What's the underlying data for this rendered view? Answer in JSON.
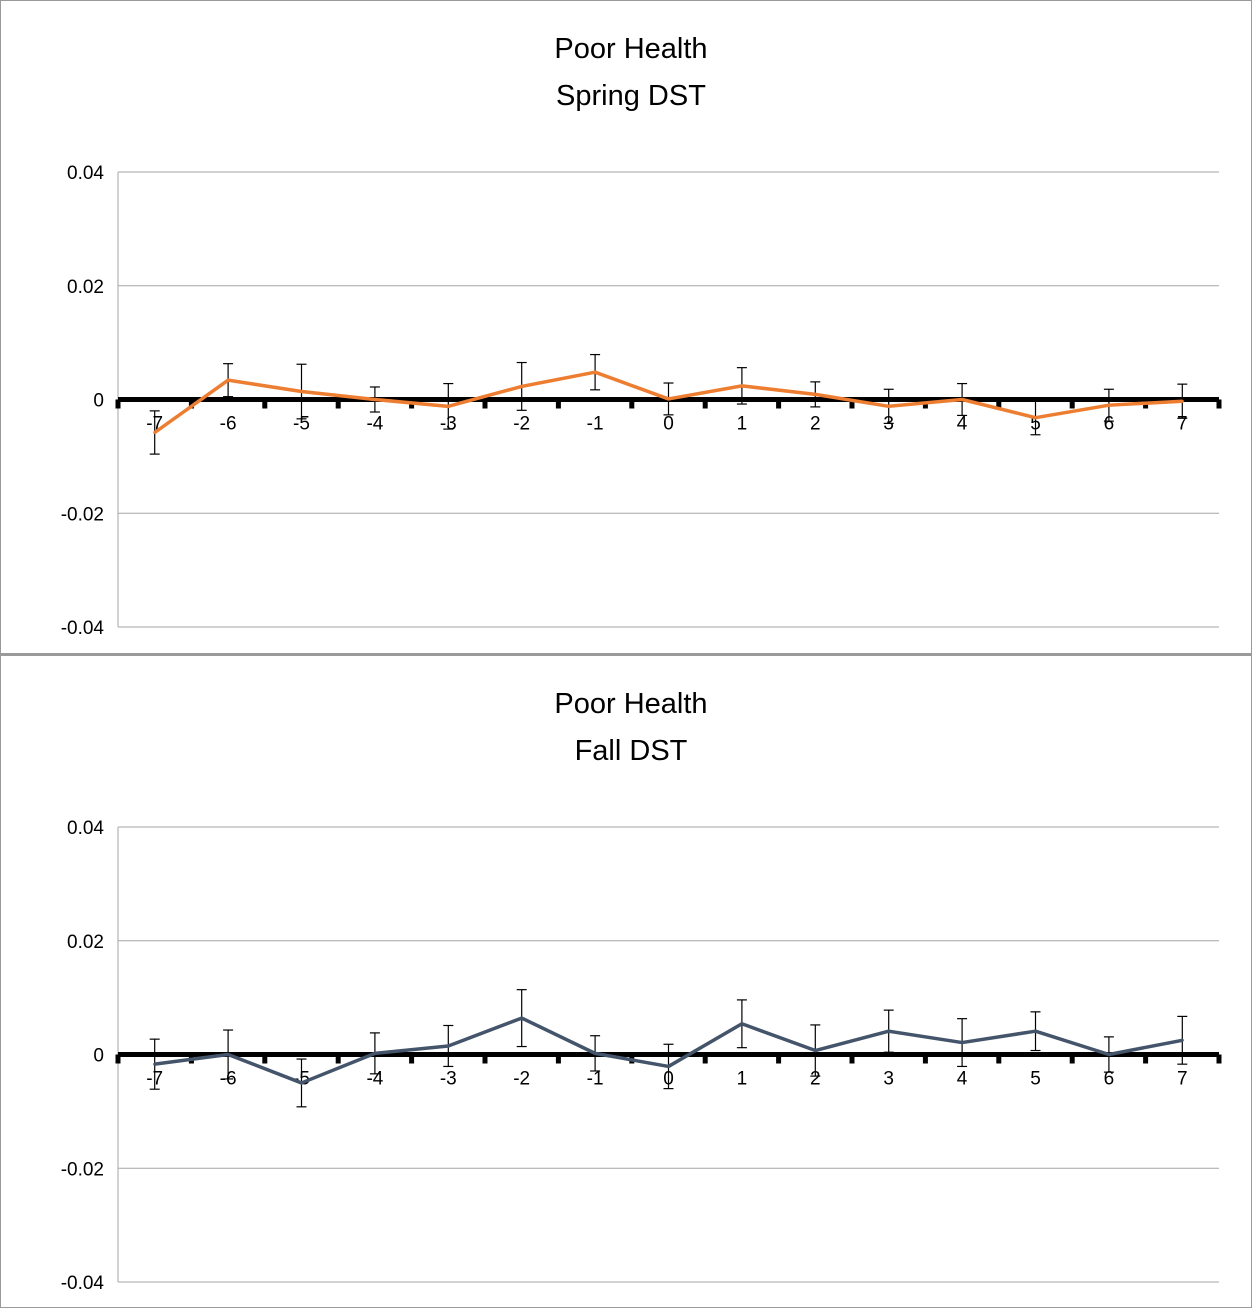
{
  "chart_data": [
    {
      "type": "line",
      "title_lines": [
        "Poor Health",
        "Spring DST"
      ],
      "xlabel": "",
      "ylabel": "",
      "ylim": [
        -0.04,
        0.04
      ],
      "yticks": [
        0.04,
        0.02,
        0,
        -0.02,
        -0.04
      ],
      "ytick_labels": [
        "0.04",
        "0.02",
        "0",
        "-0.02",
        "-0.04"
      ],
      "grid": true,
      "legend": "none",
      "line_color": "#ED7D31",
      "categories": [
        "-7",
        "-6",
        "-5",
        "-4",
        "-3",
        "-2",
        "-1",
        "0",
        "1",
        "2",
        "3",
        "4",
        "5",
        "6",
        "7"
      ],
      "x": [
        -7,
        -6,
        -5,
        -4,
        -3,
        -2,
        -1,
        0,
        1,
        2,
        3,
        4,
        5,
        6,
        7
      ],
      "series": [
        {
          "values": [
            -0.0058,
            0.0034,
            0.0014,
            0.0,
            -0.0012,
            0.0023,
            0.0048,
            0.0001,
            0.0024,
            0.0009,
            -0.0012,
            0.0,
            -0.0032,
            -0.001,
            -0.0003
          ],
          "error": [
            0.0038,
            0.0029,
            0.0048,
            0.0022,
            0.004,
            0.0042,
            0.0031,
            0.0028,
            0.0032,
            0.0022,
            0.003,
            0.0028,
            0.003,
            0.0028,
            0.003
          ]
        }
      ]
    },
    {
      "type": "line",
      "title_lines": [
        "Poor Health",
        "Fall DST"
      ],
      "xlabel": "",
      "ylabel": "",
      "ylim": [
        -0.04,
        0.04
      ],
      "yticks": [
        0.04,
        0.02,
        0,
        -0.02,
        -0.04
      ],
      "ytick_labels": [
        "0.04",
        "0.02",
        "0",
        "-0.02",
        "-0.04"
      ],
      "grid": true,
      "legend": "none",
      "line_color": "#44546A",
      "categories": [
        "-7",
        "-6",
        "-5",
        "-4",
        "-3",
        "-2",
        "-1",
        "0",
        "1",
        "2",
        "3",
        "4",
        "5",
        "6",
        "7"
      ],
      "x": [
        -7,
        -6,
        -5,
        -4,
        -3,
        -2,
        -1,
        0,
        1,
        2,
        3,
        4,
        5,
        6,
        7
      ],
      "series": [
        {
          "values": [
            -0.0017,
            0.0,
            -0.005,
            0.0002,
            0.0015,
            0.0064,
            0.0002,
            -0.0021,
            0.0054,
            0.0007,
            0.0041,
            0.0021,
            0.0041,
            0.0,
            0.0025
          ],
          "error": [
            0.0044,
            0.0043,
            0.0042,
            0.0036,
            0.0036,
            0.005,
            0.0031,
            0.0039,
            0.0042,
            0.0045,
            0.0037,
            0.0042,
            0.0034,
            0.0031,
            0.0042
          ]
        }
      ]
    }
  ]
}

══════════════════════════════

- Exercise aim
The data above should be repeated exactly, minus any pictures.

- Correct result
What's the underlying data for this rendered view? Answer in JSON.
{
  "chart_data": [
    {
      "type": "line",
      "title_lines": [
        "Poor Health",
        "Spring DST"
      ],
      "xlabel": "",
      "ylabel": "",
      "ylim": [
        -0.04,
        0.04
      ],
      "yticks": [
        0.04,
        0.02,
        0,
        -0.02,
        -0.04
      ],
      "ytick_labels": [
        "0.04",
        "0.02",
        "0",
        "-0.02",
        "-0.04"
      ],
      "grid": true,
      "legend": "none",
      "line_color": "#ED7D31",
      "categories": [
        "-7",
        "-6",
        "-5",
        "-4",
        "-3",
        "-2",
        "-1",
        "0",
        "1",
        "2",
        "3",
        "4",
        "5",
        "6",
        "7"
      ],
      "x": [
        -7,
        -6,
        -5,
        -4,
        -3,
        -2,
        -1,
        0,
        1,
        2,
        3,
        4,
        5,
        6,
        7
      ],
      "series": [
        {
          "values": [
            -0.0058,
            0.0034,
            0.0014,
            0.0,
            -0.0012,
            0.0023,
            0.0048,
            0.0001,
            0.0024,
            0.0009,
            -0.0012,
            0.0,
            -0.0032,
            -0.001,
            -0.0003
          ],
          "error": [
            0.0038,
            0.0029,
            0.0048,
            0.0022,
            0.004,
            0.0042,
            0.0031,
            0.0028,
            0.0032,
            0.0022,
            0.003,
            0.0028,
            0.003,
            0.0028,
            0.003
          ]
        }
      ]
    },
    {
      "type": "line",
      "title_lines": [
        "Poor Health",
        "Fall DST"
      ],
      "xlabel": "",
      "ylabel": "",
      "ylim": [
        -0.04,
        0.04
      ],
      "yticks": [
        0.04,
        0.02,
        0,
        -0.02,
        -0.04
      ],
      "ytick_labels": [
        "0.04",
        "0.02",
        "0",
        "-0.02",
        "-0.04"
      ],
      "grid": true,
      "legend": "none",
      "line_color": "#44546A",
      "categories": [
        "-7",
        "-6",
        "-5",
        "-4",
        "-3",
        "-2",
        "-1",
        "0",
        "1",
        "2",
        "3",
        "4",
        "5",
        "6",
        "7"
      ],
      "x": [
        -7,
        -6,
        -5,
        -4,
        -3,
        -2,
        -1,
        0,
        1,
        2,
        3,
        4,
        5,
        6,
        7
      ],
      "series": [
        {
          "values": [
            -0.0017,
            0.0,
            -0.005,
            0.0002,
            0.0015,
            0.0064,
            0.0002,
            -0.0021,
            0.0054,
            0.0007,
            0.0041,
            0.0021,
            0.0041,
            0.0,
            0.0025
          ],
          "error": [
            0.0044,
            0.0043,
            0.0042,
            0.0036,
            0.0036,
            0.005,
            0.0031,
            0.0039,
            0.0042,
            0.0045,
            0.0037,
            0.0042,
            0.0034,
            0.0031,
            0.0042
          ]
        }
      ]
    }
  ]
}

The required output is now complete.